***** RECORDS FOR THIS TASK *****

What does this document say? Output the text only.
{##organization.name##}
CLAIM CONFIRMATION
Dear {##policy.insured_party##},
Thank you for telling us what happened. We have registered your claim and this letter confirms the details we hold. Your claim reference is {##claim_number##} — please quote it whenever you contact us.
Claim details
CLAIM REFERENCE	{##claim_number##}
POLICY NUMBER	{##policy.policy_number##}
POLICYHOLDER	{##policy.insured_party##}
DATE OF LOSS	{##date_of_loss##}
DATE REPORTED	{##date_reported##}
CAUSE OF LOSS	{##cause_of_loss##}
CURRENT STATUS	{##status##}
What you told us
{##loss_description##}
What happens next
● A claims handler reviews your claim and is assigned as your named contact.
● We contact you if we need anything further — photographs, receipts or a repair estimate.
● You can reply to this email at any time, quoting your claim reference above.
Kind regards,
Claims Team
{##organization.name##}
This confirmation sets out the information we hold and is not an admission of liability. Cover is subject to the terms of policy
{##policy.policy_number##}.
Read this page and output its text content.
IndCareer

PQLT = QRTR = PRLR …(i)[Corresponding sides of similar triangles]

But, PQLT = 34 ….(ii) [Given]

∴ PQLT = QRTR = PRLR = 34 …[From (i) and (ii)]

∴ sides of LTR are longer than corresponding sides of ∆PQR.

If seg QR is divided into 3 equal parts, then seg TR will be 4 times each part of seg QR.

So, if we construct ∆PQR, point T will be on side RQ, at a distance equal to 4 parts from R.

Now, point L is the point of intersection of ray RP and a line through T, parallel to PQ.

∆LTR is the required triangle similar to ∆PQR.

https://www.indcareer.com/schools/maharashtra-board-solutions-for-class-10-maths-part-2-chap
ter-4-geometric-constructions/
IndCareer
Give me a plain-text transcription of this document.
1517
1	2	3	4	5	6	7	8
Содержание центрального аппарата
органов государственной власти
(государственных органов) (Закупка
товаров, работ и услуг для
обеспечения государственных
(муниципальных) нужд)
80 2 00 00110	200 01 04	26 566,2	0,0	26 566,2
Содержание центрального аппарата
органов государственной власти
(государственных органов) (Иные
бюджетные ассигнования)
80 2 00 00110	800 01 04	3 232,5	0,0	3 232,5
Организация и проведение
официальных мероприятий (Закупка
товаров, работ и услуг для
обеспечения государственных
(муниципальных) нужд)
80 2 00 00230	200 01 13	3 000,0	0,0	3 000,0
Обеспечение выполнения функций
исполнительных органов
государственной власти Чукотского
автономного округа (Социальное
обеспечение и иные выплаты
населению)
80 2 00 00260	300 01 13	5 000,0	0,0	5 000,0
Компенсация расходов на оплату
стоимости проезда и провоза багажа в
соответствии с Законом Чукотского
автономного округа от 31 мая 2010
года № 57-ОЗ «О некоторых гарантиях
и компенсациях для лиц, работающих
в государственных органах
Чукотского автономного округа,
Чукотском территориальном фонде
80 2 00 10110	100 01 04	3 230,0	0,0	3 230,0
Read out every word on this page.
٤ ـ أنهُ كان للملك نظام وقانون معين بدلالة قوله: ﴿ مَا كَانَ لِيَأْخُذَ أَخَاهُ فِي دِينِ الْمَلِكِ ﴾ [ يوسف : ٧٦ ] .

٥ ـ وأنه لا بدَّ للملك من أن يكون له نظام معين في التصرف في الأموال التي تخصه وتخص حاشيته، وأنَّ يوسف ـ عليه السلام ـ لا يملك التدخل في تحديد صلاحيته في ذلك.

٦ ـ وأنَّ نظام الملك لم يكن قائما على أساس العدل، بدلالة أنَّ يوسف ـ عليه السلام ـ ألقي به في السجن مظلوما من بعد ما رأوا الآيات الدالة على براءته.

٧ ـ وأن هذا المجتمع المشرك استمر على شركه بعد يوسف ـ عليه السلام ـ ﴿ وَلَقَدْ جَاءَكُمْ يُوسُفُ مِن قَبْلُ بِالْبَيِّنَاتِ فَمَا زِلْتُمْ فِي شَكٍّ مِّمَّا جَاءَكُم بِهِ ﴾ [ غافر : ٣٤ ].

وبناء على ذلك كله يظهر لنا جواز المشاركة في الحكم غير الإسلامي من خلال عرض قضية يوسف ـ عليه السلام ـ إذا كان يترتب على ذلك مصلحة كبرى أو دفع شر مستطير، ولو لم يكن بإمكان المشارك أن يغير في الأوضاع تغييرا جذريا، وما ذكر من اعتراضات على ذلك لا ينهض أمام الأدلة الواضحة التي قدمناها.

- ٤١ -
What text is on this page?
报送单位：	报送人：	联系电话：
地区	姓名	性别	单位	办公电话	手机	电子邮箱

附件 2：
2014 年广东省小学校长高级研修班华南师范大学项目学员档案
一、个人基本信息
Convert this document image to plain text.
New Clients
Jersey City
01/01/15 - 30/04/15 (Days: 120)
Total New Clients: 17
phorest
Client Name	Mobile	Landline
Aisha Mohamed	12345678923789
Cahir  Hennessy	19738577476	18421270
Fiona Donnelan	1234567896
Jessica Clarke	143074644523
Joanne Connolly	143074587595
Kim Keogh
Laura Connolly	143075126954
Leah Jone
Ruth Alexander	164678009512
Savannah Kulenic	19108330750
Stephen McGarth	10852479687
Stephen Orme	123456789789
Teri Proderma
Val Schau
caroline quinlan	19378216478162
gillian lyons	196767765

*****

▶ WHAT YOU ARE ASKED TO DO: Write out once more the lines above beginning at the line with "What text is on this page?"; continue through the final line and stop there.

▶ RESULT FOR THIS TASK:
What text is on this page?
报送单位：	报送人：	联系电话：
地区	姓名	性别	单位	办公电话	手机	电子邮箱

附件 2：
2014 年广东省小学校长高级研修班华南师范大学项目学员档案
一、个人基本信息
Convert this document image to plain text.
New Clients
Jersey City
01/01/15 - 30/04/15 (Days: 120)
Total New Clients: 17
phorest
Client Name	Mobile	Landline
Aisha Mohamed	12345678923789
Cahir  Hennessy	19738577476	18421270
Fiona Donnelan	1234567896
Jessica Clarke	143074644523
Joanne Connolly	143074587595
Kim Keogh
Laura Connolly	143075126954
Leah Jone
Ruth Alexander	164678009512
Savannah Kulenic	19108330750
Stephen McGarth	10852479687
Stephen Orme	123456789789
Teri Proderma
Val Schau
caroline quinlan	19378216478162
gillian lyons	196767765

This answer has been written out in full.